-- BEGIN --

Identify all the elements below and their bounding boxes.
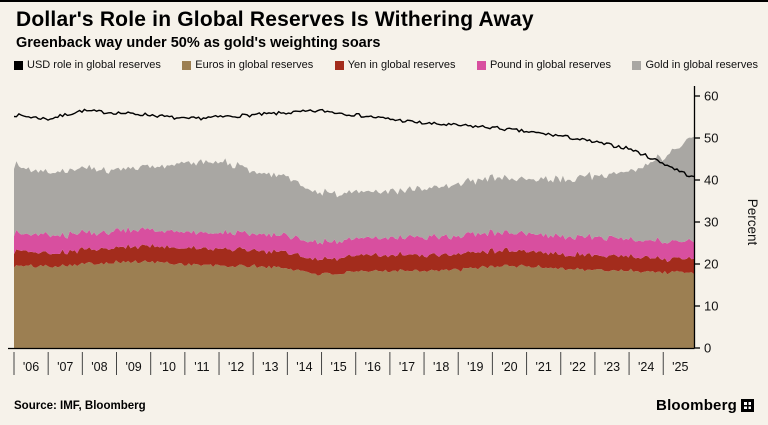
legend-swatch (476, 60, 486, 70)
x-tick-label: '14 (296, 360, 312, 374)
chart-title: Dollar's Role in Global Reserves Is With… (16, 8, 534, 31)
legend-item-pound-in-global-reserves: Pound in global reserves (476, 59, 612, 71)
x-tick-label: '15 (330, 360, 346, 374)
x-tick-label: '08 (91, 360, 107, 374)
x-tick-label: '17 (399, 360, 415, 374)
legend-label: Gold in global reserves (645, 59, 758, 71)
legend-item-gold-in-global-reserves: Gold in global reserves (632, 59, 758, 71)
x-tick-label: '11 (194, 360, 209, 374)
area-pound-in-global-reserves (14, 227, 694, 262)
x-tick-label: '19 (467, 360, 483, 374)
x-tick-label: '24 (638, 360, 654, 374)
footer: Source: IMF, Bloomberg Bloomberg (0, 397, 768, 414)
legend-swatch (182, 60, 192, 70)
y-axis-title: Percent (745, 199, 760, 246)
y-tick-label: 60 (704, 89, 718, 104)
legend-swatch (14, 60, 23, 70)
x-tick-label: '09 (125, 360, 141, 374)
x-tick-label: '07 (57, 360, 73, 374)
y-tick-label: 20 (704, 257, 718, 272)
y-tick-label: 10 (704, 299, 718, 314)
bloomberg-terminal-icon (741, 399, 754, 412)
y-tick-label: 30 (704, 215, 718, 230)
chart-svg: 0 10 20 30 40 50 60 Percent '06 '07 '08 '09 '10 '11 '1… (8, 86, 760, 375)
legend-swatch (632, 60, 642, 70)
legend-item-usd-role-in-global-reserves: USD role in global reserves (14, 59, 161, 71)
x-tick-label: '13 (262, 360, 278, 374)
area-gold-in-global-reserves (14, 136, 694, 245)
x-tick-label: '06 (23, 360, 39, 374)
x-tick-label: '12 (228, 360, 244, 374)
bloomberg-logo: Bloomberg (656, 397, 754, 414)
x-tick-label: '18 (433, 360, 449, 374)
legend-label: Yen in global reserves (347, 59, 456, 71)
legend-swatch (334, 60, 344, 70)
legend-label: USD role in global reserves (27, 59, 161, 71)
x-tick-label: '16 (365, 360, 381, 374)
y-tick-label: 0 (704, 341, 711, 356)
source-note: Source: IMF, Bloomberg (14, 399, 146, 412)
legend-label: Pound in global reserves (489, 59, 612, 71)
legend-item-euros-in-global-reserves: Euros in global reserves (182, 59, 313, 71)
bloomberg-wordmark: Bloomberg (656, 397, 737, 414)
x-tick-label: '21 (535, 360, 551, 374)
y-tick-label: 40 (704, 173, 718, 188)
x-tick-label: '23 (604, 360, 620, 374)
legend: USD role in global reserves Euros in glob… (14, 59, 758, 71)
chart-area: 0 10 20 30 40 50 60 Percent '06 '07 '08 '09 '10 '11 '1… (0, 76, 768, 399)
usd-line (13, 108, 695, 178)
legend-label: Euros in global reserves (195, 59, 314, 71)
x-tick-label: '22 (570, 360, 586, 374)
x-tick-label: '10 (160, 360, 176, 374)
area-yen-in-global-reserves (14, 243, 694, 276)
top-border (0, 0, 768, 2)
area-euros-in-global-reserves (14, 260, 694, 348)
x-tick-label: '25 (672, 360, 688, 374)
x-tick-label: '20 (501, 360, 517, 374)
chart-subtitle: Greenback way under 50% as gold's weight… (16, 35, 381, 51)
y-tick-label: 50 (704, 131, 718, 146)
legend-item-yen-in-global-reserves: Yen in global reserves (334, 59, 456, 71)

-- END --

_EXERCISE OBJECTIVE:_
Copy every line of the records above word for word, but leave out the picture.

_RESULT FOR THIS TASK:_
Identify all the elements below and their bounding boxes.
legend-swatch (476, 60, 486, 70)
x-tick-label: '14 (296, 360, 312, 374)
chart-title: Dollar's Role in Global Reserves Is With… (16, 8, 534, 31)
legend-item-pound-in-global-reserves: Pound in global reserves (476, 59, 612, 71)
x-tick-label: '15 (330, 360, 346, 374)
x-tick-label: '08 (91, 360, 107, 374)
x-tick-label: '17 (399, 360, 415, 374)
legend-label: Gold in global reserves (645, 59, 758, 71)
legend-item-gold-in-global-reserves: Gold in global reserves (632, 59, 758, 71)
x-tick-label: '11 (194, 360, 209, 374)
area-pound-in-global-reserves (14, 227, 694, 262)
x-tick-label: '19 (467, 360, 483, 374)
x-tick-label: '24 (638, 360, 654, 374)
footer: Source: IMF, Bloomberg Bloomberg (0, 397, 768, 414)
legend-swatch (182, 60, 192, 70)
y-axis-title: Percent (745, 199, 760, 246)
y-tick-label: 60 (704, 89, 718, 104)
legend-swatch (14, 60, 23, 70)
x-tick-label: '09 (125, 360, 141, 374)
x-tick-label: '07 (57, 360, 73, 374)
y-tick-label: 20 (704, 257, 718, 272)
y-tick-label: 10 (704, 299, 718, 314)
bloomberg-terminal-icon (741, 399, 754, 412)
y-tick-label: 30 (704, 215, 718, 230)
chart-svg: 0 10 20 30 40 50 60 Percent '06 '07 '08 '09 '10 '11 '1… (8, 86, 760, 375)
legend-swatch (632, 60, 642, 70)
legend-item-usd-role-in-global-reserves: USD role in global reserves (14, 59, 161, 71)
x-tick-label: '13 (262, 360, 278, 374)
area-gold-in-global-reserves (14, 136, 694, 245)
x-tick-label: '06 (23, 360, 39, 374)
x-tick-label: '12 (228, 360, 244, 374)
bloomberg-logo: Bloomberg (656, 397, 754, 414)
x-tick-label: '18 (433, 360, 449, 374)
legend-label: Yen in global reserves (347, 59, 456, 71)
legend-swatch (334, 60, 344, 70)
legend-label: USD role in global reserves (27, 59, 161, 71)
x-tick-label: '16 (365, 360, 381, 374)
y-tick-label: 0 (704, 341, 711, 356)
source-note: Source: IMF, Bloomberg (14, 399, 146, 412)
legend-label: Pound in global reserves (489, 59, 612, 71)
legend-item-euros-in-global-reserves: Euros in global reserves (182, 59, 313, 71)
bloomberg-wordmark: Bloomberg (656, 397, 737, 414)
x-tick-label: '21 (535, 360, 551, 374)
y-tick-label: 40 (704, 173, 718, 188)
x-tick-label: '23 (604, 360, 620, 374)
legend: USD role in global reserves Euros in glob… (14, 59, 758, 71)
chart-area: 0 10 20 30 40 50 60 Percent '06 '07 '08 '09 '10 '11 '1… (0, 76, 768, 399)
usd-line (13, 108, 695, 178)
legend-label: Euros in global reserves (195, 59, 314, 71)
x-tick-label: '22 (570, 360, 586, 374)
x-tick-label: '10 (160, 360, 176, 374)
area-yen-in-global-reserves (14, 243, 694, 276)
top-border (0, 0, 768, 2)
area-euros-in-global-reserves (14, 260, 694, 348)
x-tick-label: '25 (672, 360, 688, 374)
x-tick-label: '20 (501, 360, 517, 374)
chart-subtitle: Greenback way under 50% as gold's weight… (16, 35, 381, 51)
y-tick-label: 50 (704, 131, 718, 146)
legend-item-yen-in-global-reserves: Yen in global reserves (334, 59, 456, 71)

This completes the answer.